* GIVEN TASK: Identify and reproduce every line holding the string "Center".

* Saved entries:
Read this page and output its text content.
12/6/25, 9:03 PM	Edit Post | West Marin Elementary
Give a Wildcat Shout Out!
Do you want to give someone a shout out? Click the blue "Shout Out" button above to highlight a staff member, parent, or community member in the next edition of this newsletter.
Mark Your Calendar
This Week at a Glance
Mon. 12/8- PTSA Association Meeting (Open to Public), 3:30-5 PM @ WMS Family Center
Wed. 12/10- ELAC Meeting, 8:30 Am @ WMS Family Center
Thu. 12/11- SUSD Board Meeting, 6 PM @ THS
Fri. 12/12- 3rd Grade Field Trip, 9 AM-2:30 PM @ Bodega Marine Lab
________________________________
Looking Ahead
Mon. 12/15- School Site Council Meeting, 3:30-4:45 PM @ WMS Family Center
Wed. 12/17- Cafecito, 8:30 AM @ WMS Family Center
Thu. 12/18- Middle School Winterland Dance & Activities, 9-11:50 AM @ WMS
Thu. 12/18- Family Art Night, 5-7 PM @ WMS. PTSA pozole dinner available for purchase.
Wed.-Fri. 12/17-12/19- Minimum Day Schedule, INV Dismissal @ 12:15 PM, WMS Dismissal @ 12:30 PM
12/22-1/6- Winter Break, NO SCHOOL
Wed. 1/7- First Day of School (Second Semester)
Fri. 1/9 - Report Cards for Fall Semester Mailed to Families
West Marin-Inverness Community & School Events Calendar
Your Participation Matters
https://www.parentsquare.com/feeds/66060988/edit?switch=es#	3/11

* REPLY:
Mon. 12/8- PTSA Association Meeting (Open to Public), 3:30-5 PM @ WMS Family Center
Wed. 12/10- ELAC Meeting, 8:30 Am @ WMS Family Center
Mon. 12/15- School Site Council Meeting, 3:30-4:45 PM @ WMS Family Center
Wed. 12/17- Cafecito, 8:30 AM @ WMS Family Center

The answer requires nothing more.